GOAL OF THE EXERCISE → Word for word, transcribe the lines below and drop the pictures.

RECORDS FOR THIS TASK →
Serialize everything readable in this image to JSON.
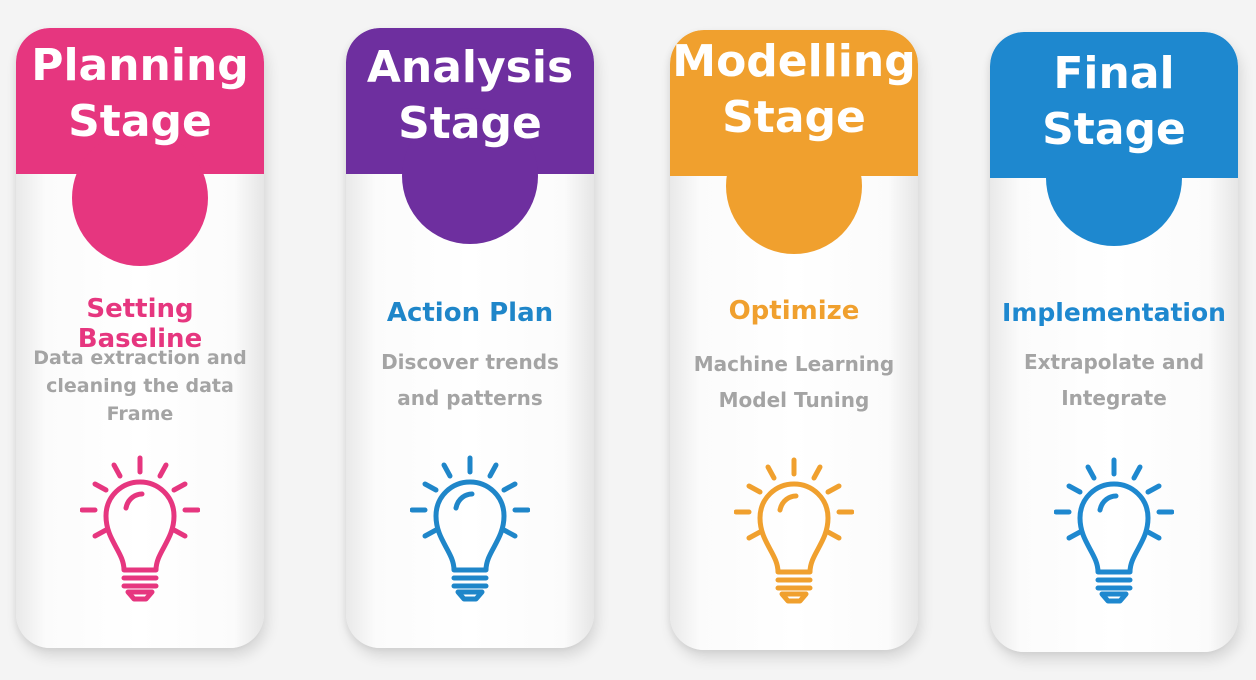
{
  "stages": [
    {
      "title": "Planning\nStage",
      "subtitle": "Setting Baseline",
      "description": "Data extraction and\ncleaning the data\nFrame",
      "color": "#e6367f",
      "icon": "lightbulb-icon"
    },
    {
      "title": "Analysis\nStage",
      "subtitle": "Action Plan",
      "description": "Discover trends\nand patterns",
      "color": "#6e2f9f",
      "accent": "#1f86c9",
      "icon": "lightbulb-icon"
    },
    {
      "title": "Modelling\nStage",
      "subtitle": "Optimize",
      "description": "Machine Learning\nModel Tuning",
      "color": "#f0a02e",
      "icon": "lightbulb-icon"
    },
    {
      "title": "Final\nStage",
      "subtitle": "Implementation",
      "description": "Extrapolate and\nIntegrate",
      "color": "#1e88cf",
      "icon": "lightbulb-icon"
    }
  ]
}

RESPONSE FOR THIS EXERCISE →
Serialize everything readable in this image to JSON.
{
  "stages": [
    {
      "title": "Planning\nStage",
      "subtitle": "Setting Baseline",
      "description": "Data extraction and\ncleaning the data\nFrame",
      "color": "#e6367f",
      "icon": "lightbulb-icon"
    },
    {
      "title": "Analysis\nStage",
      "subtitle": "Action Plan",
      "description": "Discover trends\nand patterns",
      "color": "#6e2f9f",
      "accent": "#1f86c9",
      "icon": "lightbulb-icon"
    },
    {
      "title": "Modelling\nStage",
      "subtitle": "Optimize",
      "description": "Machine Learning\nModel Tuning",
      "color": "#f0a02e",
      "icon": "lightbulb-icon"
    },
    {
      "title": "Final\nStage",
      "subtitle": "Implementation",
      "description": "Extrapolate and\nIntegrate",
      "color": "#1e88cf",
      "icon": "lightbulb-icon"
    }
  ]
}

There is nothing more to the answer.